THE TASK :: Gather every line holding the string "Prodotto".

Lines of data:
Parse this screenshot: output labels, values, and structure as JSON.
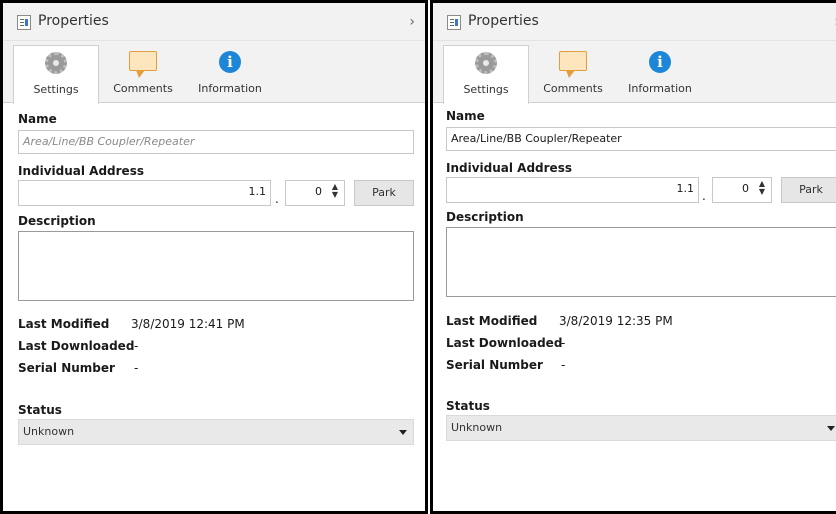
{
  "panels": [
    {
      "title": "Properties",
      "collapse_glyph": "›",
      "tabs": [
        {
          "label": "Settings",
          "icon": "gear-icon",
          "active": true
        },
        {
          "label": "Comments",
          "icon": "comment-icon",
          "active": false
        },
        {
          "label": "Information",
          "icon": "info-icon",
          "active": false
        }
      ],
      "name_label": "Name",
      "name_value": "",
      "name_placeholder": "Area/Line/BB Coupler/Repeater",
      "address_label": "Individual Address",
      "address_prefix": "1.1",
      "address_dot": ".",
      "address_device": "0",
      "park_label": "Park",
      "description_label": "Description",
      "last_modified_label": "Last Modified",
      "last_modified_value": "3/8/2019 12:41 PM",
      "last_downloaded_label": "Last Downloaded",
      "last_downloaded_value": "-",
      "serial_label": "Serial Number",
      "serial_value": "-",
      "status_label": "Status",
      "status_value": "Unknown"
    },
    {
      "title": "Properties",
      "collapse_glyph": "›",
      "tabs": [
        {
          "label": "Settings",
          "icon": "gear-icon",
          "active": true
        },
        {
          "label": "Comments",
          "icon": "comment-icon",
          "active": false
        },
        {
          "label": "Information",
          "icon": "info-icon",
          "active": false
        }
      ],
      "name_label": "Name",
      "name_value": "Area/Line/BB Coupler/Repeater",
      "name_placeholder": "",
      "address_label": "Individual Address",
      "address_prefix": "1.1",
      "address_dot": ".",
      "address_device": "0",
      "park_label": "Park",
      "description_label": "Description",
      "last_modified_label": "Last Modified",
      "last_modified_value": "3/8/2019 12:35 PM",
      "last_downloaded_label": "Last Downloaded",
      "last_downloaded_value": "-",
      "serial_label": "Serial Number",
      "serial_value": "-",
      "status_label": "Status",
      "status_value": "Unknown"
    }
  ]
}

...

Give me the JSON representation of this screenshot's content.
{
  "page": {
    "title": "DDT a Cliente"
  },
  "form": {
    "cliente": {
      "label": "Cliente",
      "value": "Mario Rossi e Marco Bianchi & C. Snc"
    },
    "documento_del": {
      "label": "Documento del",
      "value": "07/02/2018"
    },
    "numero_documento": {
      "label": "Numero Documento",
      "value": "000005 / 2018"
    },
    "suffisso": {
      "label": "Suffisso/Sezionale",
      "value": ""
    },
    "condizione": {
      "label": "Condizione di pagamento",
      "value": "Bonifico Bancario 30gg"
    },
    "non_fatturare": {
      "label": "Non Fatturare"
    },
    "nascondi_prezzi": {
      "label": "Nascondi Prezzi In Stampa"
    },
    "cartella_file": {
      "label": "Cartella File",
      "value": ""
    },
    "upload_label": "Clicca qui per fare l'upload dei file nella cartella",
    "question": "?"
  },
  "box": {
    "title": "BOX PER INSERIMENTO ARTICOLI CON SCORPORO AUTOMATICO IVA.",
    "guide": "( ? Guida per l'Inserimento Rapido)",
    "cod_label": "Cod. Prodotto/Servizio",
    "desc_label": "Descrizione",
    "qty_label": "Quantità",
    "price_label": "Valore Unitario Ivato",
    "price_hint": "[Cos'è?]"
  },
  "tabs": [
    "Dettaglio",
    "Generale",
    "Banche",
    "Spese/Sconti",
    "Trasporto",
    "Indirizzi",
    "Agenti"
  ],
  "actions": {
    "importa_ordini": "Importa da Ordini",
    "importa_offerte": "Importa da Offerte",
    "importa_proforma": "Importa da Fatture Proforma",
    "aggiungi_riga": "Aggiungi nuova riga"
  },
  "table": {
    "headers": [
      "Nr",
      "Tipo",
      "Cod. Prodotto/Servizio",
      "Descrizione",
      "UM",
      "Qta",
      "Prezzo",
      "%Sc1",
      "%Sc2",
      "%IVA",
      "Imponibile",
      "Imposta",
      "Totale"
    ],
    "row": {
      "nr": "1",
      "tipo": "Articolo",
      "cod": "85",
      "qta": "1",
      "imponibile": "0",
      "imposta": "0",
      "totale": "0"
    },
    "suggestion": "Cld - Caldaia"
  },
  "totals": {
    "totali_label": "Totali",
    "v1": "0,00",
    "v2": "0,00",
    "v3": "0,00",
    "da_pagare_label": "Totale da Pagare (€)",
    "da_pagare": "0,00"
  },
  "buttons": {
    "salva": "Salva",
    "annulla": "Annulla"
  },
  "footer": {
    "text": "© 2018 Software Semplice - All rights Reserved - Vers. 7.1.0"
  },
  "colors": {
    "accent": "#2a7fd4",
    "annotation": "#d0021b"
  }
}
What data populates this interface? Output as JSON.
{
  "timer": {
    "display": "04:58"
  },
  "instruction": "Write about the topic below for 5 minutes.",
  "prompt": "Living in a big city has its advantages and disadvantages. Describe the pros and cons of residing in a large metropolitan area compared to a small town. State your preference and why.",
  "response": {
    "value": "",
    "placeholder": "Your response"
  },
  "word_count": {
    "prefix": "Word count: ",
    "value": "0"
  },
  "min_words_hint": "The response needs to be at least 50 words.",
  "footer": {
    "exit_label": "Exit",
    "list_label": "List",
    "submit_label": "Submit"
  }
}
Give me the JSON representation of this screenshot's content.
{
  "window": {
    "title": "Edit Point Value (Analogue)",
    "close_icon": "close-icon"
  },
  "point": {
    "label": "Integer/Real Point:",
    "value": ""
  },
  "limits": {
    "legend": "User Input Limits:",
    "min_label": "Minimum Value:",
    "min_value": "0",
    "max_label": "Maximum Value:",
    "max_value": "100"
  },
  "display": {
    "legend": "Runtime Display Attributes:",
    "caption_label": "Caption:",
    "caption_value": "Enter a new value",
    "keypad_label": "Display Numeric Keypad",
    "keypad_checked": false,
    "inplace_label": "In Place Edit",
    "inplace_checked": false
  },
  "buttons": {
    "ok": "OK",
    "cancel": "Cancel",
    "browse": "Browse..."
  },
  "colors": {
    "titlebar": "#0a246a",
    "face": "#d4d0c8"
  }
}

--

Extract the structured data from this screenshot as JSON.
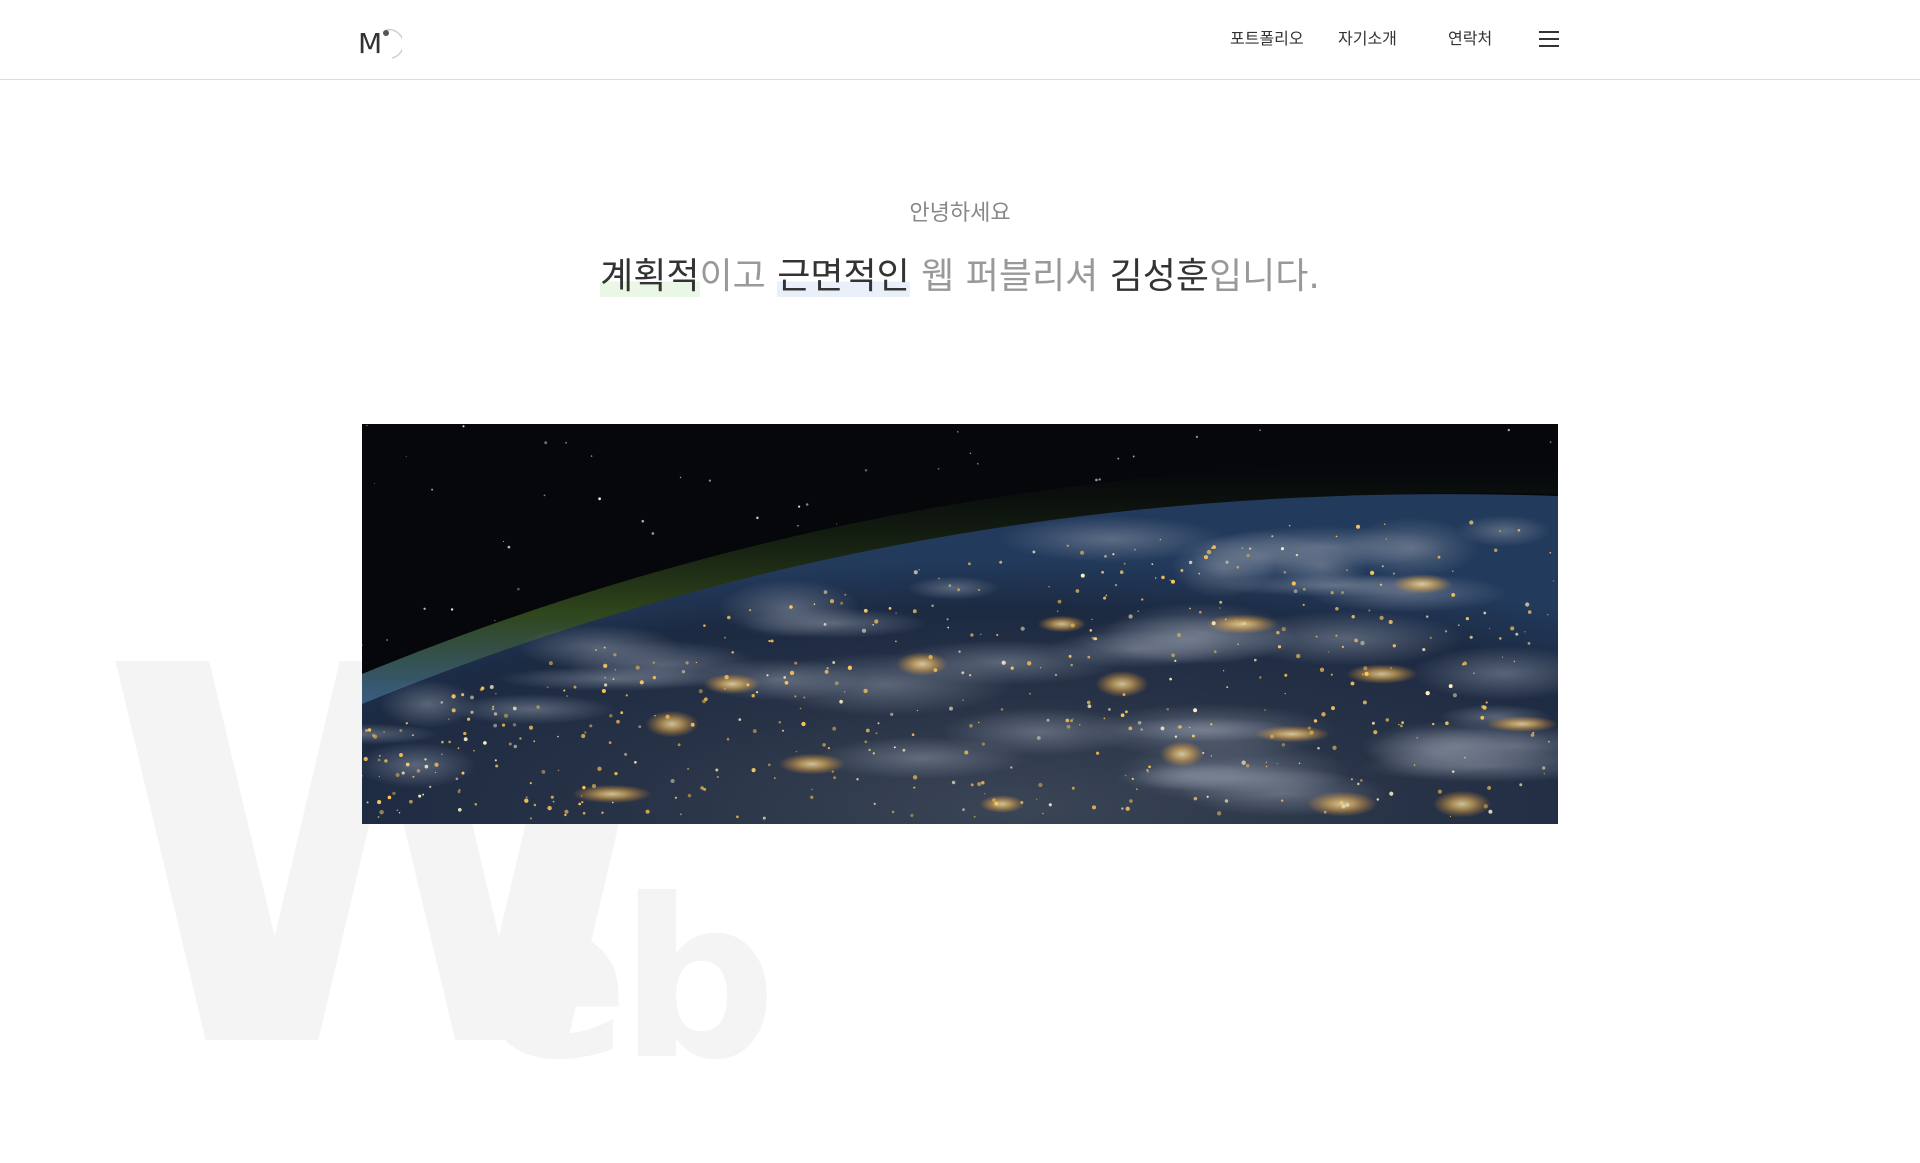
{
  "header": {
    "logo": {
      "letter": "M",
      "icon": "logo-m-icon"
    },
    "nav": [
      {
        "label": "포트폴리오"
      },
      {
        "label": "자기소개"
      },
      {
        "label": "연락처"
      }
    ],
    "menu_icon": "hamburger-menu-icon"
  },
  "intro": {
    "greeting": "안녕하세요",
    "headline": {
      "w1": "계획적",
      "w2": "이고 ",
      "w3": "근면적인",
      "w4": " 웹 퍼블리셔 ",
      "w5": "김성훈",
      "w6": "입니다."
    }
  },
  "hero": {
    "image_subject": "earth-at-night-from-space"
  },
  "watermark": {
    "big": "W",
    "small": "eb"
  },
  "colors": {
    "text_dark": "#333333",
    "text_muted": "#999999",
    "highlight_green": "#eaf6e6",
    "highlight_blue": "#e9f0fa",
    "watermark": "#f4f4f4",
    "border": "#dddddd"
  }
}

SOLUTION BELOW ::
    "cod_label": "Cod. Prodotto/Servizio",
      "Cod. Prodotto/Servizio",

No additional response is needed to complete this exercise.